▸ Task
Make an exact copy of the lines below.

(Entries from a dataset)
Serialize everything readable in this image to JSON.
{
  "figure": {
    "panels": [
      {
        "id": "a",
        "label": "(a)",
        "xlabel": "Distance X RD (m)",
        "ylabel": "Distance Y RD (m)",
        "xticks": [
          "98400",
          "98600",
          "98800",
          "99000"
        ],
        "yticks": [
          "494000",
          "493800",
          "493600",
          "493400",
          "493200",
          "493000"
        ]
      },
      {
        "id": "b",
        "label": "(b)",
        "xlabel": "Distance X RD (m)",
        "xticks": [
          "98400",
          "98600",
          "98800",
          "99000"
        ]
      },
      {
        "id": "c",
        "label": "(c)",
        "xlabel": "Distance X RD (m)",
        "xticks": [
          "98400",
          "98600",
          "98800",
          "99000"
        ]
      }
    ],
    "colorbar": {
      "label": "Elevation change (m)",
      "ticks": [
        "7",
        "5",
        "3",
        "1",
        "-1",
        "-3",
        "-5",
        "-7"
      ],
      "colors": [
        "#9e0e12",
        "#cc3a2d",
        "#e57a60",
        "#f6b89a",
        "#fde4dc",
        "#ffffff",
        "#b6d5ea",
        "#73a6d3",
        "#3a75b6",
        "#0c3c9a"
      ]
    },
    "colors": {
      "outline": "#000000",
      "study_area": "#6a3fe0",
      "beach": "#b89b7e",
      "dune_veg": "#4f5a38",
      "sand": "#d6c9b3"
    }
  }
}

▸ Worked answer
Serialize everything readable in this image to JSON.
{
  "figure": {
    "panels": [
      {
        "id": "a",
        "label": "(a)",
        "xlabel": "Distance X RD (m)",
        "ylabel": "Distance Y RD (m)",
        "xticks": [
          "98400",
          "98600",
          "98800",
          "99000"
        ],
        "yticks": [
          "494000",
          "493800",
          "493600",
          "493400",
          "493200",
          "493000"
        ]
      },
      {
        "id": "b",
        "label": "(b)",
        "xlabel": "Distance X RD (m)",
        "xticks": [
          "98400",
          "98600",
          "98800",
          "99000"
        ]
      },
      {
        "id": "c",
        "label": "(c)",
        "xlabel": "Distance X RD (m)",
        "xticks": [
          "98400",
          "98600",
          "98800",
          "99000"
        ]
      }
    ],
    "colorbar": {
      "label": "Elevation change (m)",
      "ticks": [
        "7",
        "5",
        "3",
        "1",
        "-1",
        "-3",
        "-5",
        "-7"
      ],
      "colors": [
        "#9e0e12",
        "#cc3a2d",
        "#e57a60",
        "#f6b89a",
        "#fde4dc",
        "#ffffff",
        "#b6d5ea",
        "#73a6d3",
        "#3a75b6",
        "#0c3c9a"
      ]
    },
    "colors": {
      "outline": "#000000",
      "study_area": "#6a3fe0",
      "beach": "#b89b7e",
      "dune_veg": "#4f5a38",
      "sand": "#d6c9b3"
    }
  }
}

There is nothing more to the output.